● Stated task 1: Can you change "wifi-icon" to "network-icon" in the records, in the lines between the one holding "image-gallery-icon [1076, 416, 1137, 477]" and the one holding "tab-active-indicator [458, 226, 552, 234]", inclusive, leaving everything else unchanged and giving back only those lines?

● Provided text:
Expressions with many sub-expressions. Complex expressions are evaluated from the inside out (think of a worm eating its way out, layer by layer, from the center of an onion) - that is, function calls have a higher precedence than the arithmetic operators. The "pow" function raises a number to a power: pow(b,e) = b^e. So, if we ignore the evaluation of the individual variables for simplicity, the compiler evaluates the example expression in steps:

pow(a,2)
pow(b,2)
pow(a,2) + pow(b,2)
sqrt(pow(a,2) + pow(b,2))

Expression examples. Expressions span a spectrum from simple to arbitrarily complex. An expression is only a part of a statement, so it cannot stand alone (i.e., an expression appearing outside of a statement will not compile). Programs evaluate an expression to produce a value that only exists while the program runs the statement - the program loses the value when the statement ends.

Declaration

Most Java textbooks state that a variable must be declared before it can be used. Alternatively, C++ textbooks state that a variable must be defined before using it. So, what's the difference between declaring and defining a variable? In Java, there is no difference (and some Java textbooks will use the term "defined" in place of "declared"), but there is a difference in C++.

A declaration "introduces" a programmer-created name or identifier (called a "symbol" in the language of computer science) to the compiler. The compiler stores the symbol in a temporary data structure called the symbol table. When the symbol is a variable, the compiler also records the variable's data type and where it appears in the program. When the symbol is a function, the compiler records its return type and the number and type of its parameters. The compiler uses the symbol table while translating C++ code to machine code.

Spatial layout data:
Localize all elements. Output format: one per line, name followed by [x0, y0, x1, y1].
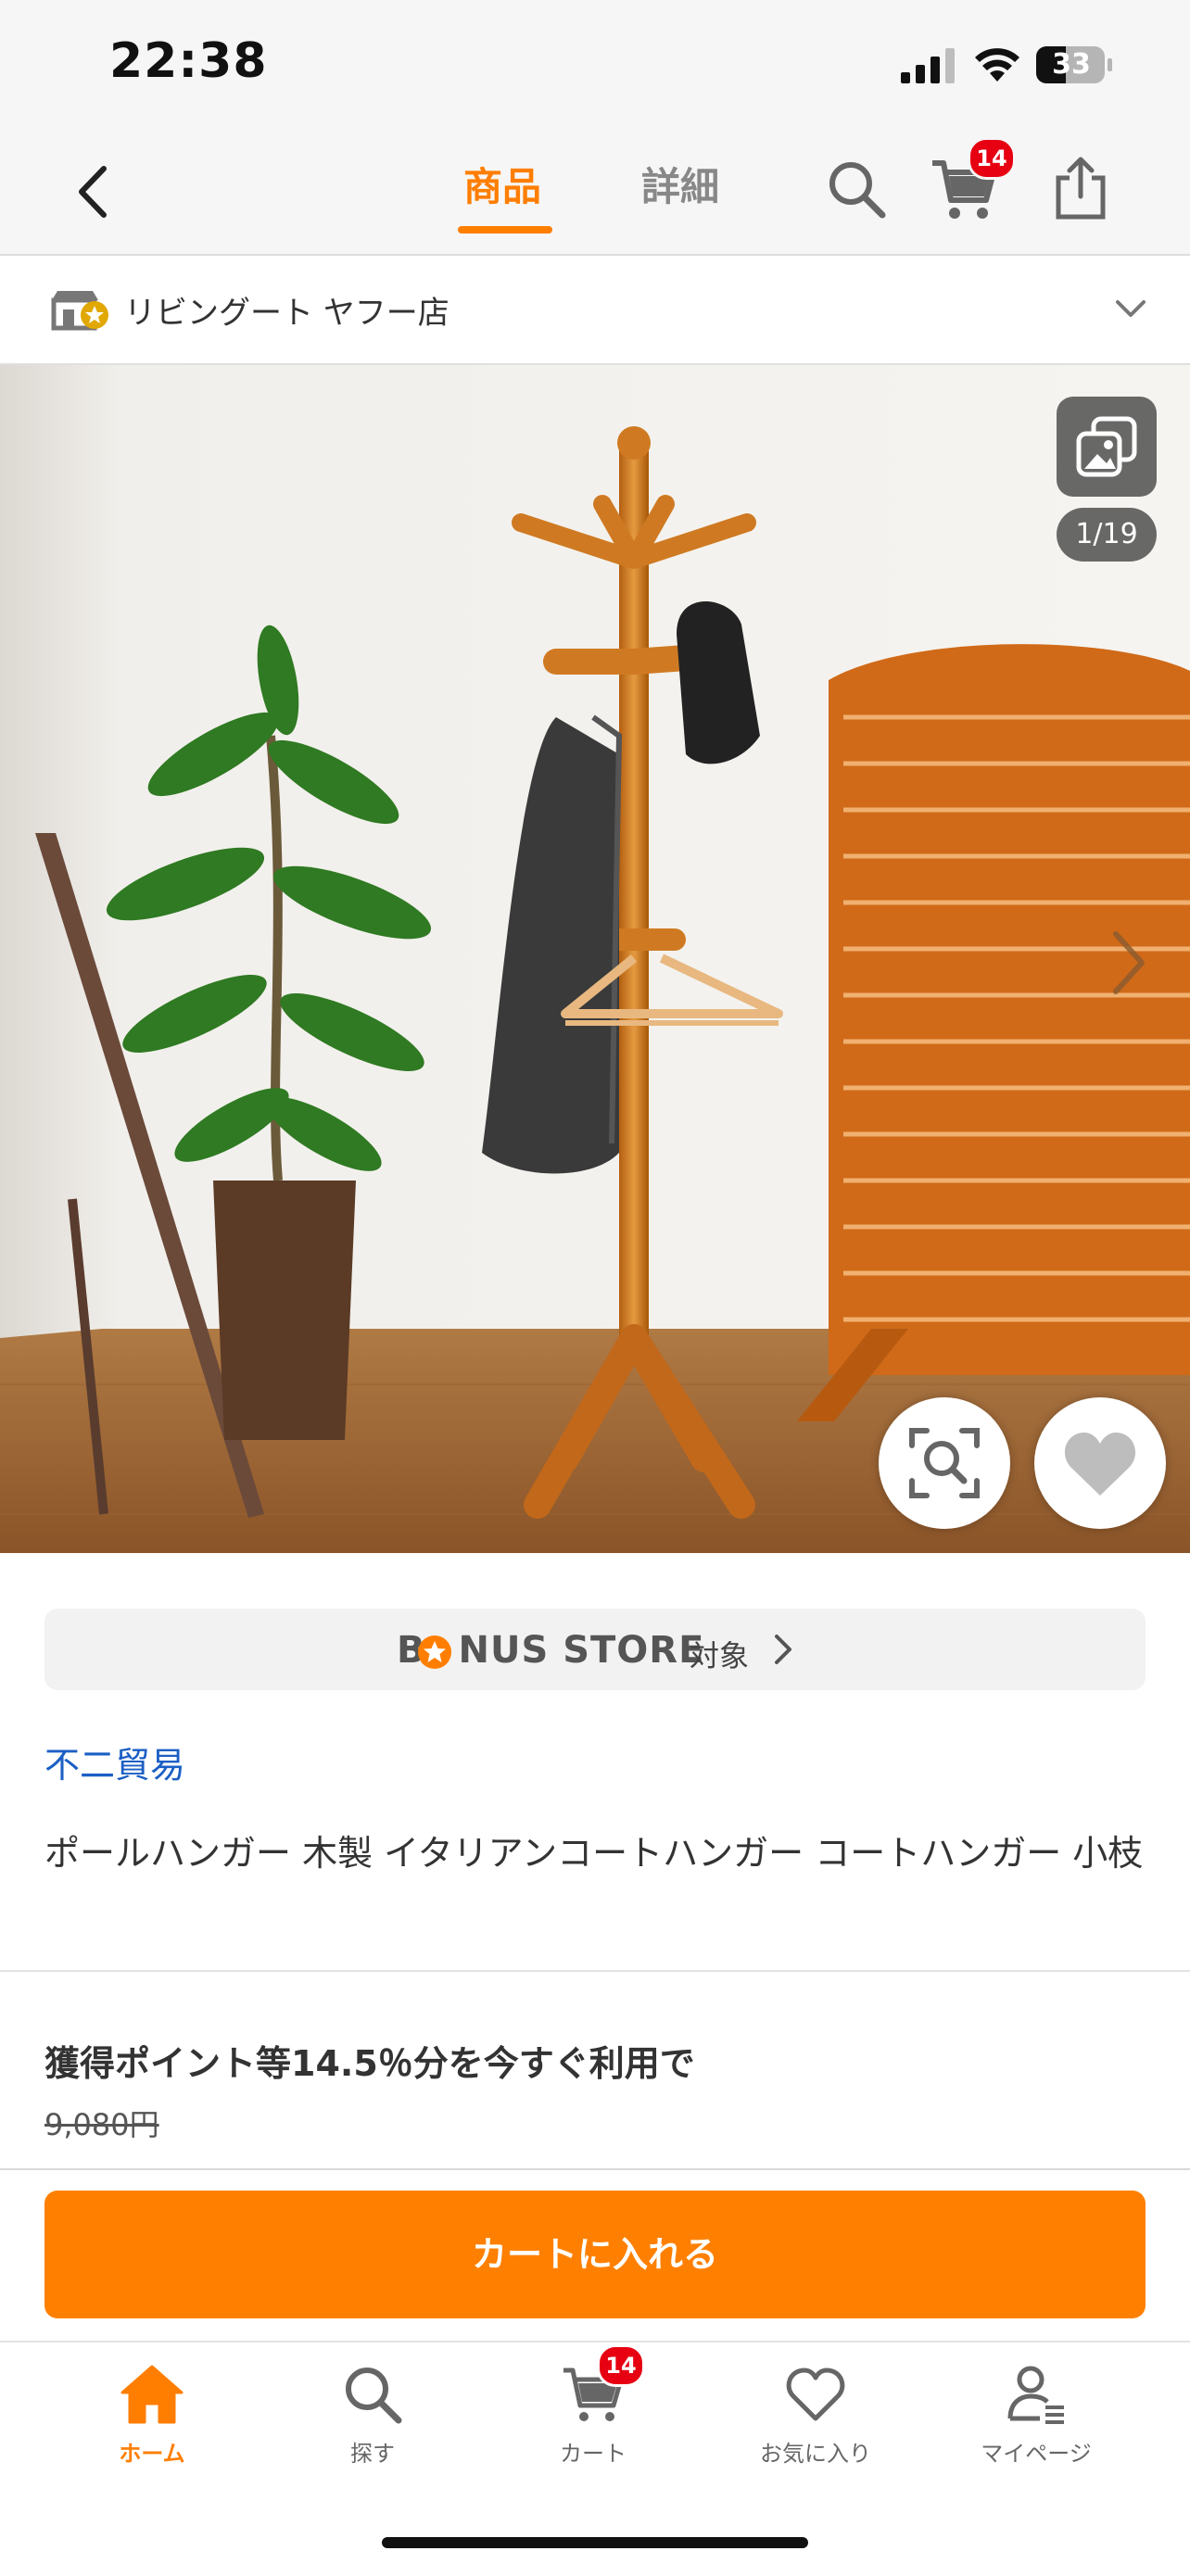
image-gallery-icon [1076, 416, 1137, 477]
add-to-cart-button[interactable]: カートに入れる [44, 2191, 1146, 2318]
product-image[interactable] [0, 365, 1190, 1553]
wifi-icon [975, 48, 1019, 82]
search-icon[interactable] [339, 2361, 406, 2428]
status-time: 22:38 [109, 33, 268, 89]
tab-search[interactable]: 探す [280, 2435, 465, 2468]
tab-active-indicator [458, 226, 552, 234]
heart-icon [1064, 1433, 1136, 1496]
visual-search-button[interactable] [879, 1397, 1010, 1529]
divider [0, 2168, 1190, 2170]
bonus-star-icon [418, 1635, 451, 1669]
image-search-icon [909, 1428, 980, 1498]
product-title: ポールハンガー 木製 イタリアンコートハンガー コートハンガー 小枝 [44, 1833, 1144, 1874]
product-photo-illustration [0, 365, 1190, 1553]
tab-cart[interactable]: カート [500, 2435, 686, 2468]
tab-home[interactable]: ホーム [59, 2435, 245, 2468]
original-price: 9,080円 [44, 2107, 159, 2142]
store-name[interactable]: リビングート ヤフー店 [124, 287, 449, 333]
cart-badge: 14 [968, 137, 1016, 180]
home-indicator [382, 2537, 808, 2548]
chevron-right-icon [775, 1635, 791, 1664]
store-icon [51, 291, 108, 331]
home-icon[interactable] [119, 2361, 185, 2428]
gallery-button[interactable] [1057, 397, 1157, 497]
favorite-button[interactable] [1034, 1397, 1166, 1529]
image-counter: 1/19 [1057, 508, 1157, 562]
chevron-down-icon[interactable] [1108, 293, 1153, 326]
tab-favorites[interactable]: お気に入り [723, 2435, 908, 2468]
chevron-right-icon[interactable] [1108, 927, 1149, 999]
battery-level: 33 [1052, 48, 1091, 81]
tab-mypage[interactable]: マイページ [943, 2435, 1129, 2468]
tab-product[interactable]: 商品 [463, 156, 541, 212]
person-icon[interactable] [1003, 2361, 1070, 2428]
share-icon[interactable] [1045, 154, 1116, 224]
search-icon[interactable] [821, 154, 892, 224]
signal-icon [901, 48, 955, 83]
bonus-store-label: 対象 [690, 1638, 750, 1673]
divider [0, 1970, 1190, 1972]
brand-link[interactable]: 不二貿易 [44, 1736, 185, 1787]
heart-icon[interactable] [782, 2361, 849, 2428]
tab-detail[interactable]: 詳細 [641, 156, 719, 212]
cart-badge: 14 [597, 2344, 645, 2387]
back-icon[interactable] [67, 159, 122, 224]
points-text: 獲得ポイント等14.5％分を今すぐ利用で [44, 2043, 695, 2084]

● Stated task 2: In the provided text, where does the compiler store a symbol introduced by a declaration?

● Written response 1:
image-gallery-icon [1076, 416, 1137, 477]
add-to-cart-button[interactable]: カートに入れる [44, 2191, 1146, 2318]
product-image[interactable] [0, 365, 1190, 1553]
network-icon [975, 48, 1019, 82]
search-icon[interactable] [339, 2361, 406, 2428]
status-time: 22:38 [109, 33, 268, 89]
tab-search[interactable]: 探す [280, 2435, 465, 2468]
tab-active-indicator [458, 226, 552, 234]

● Written response 2: In a temporary data structure called the symbol table.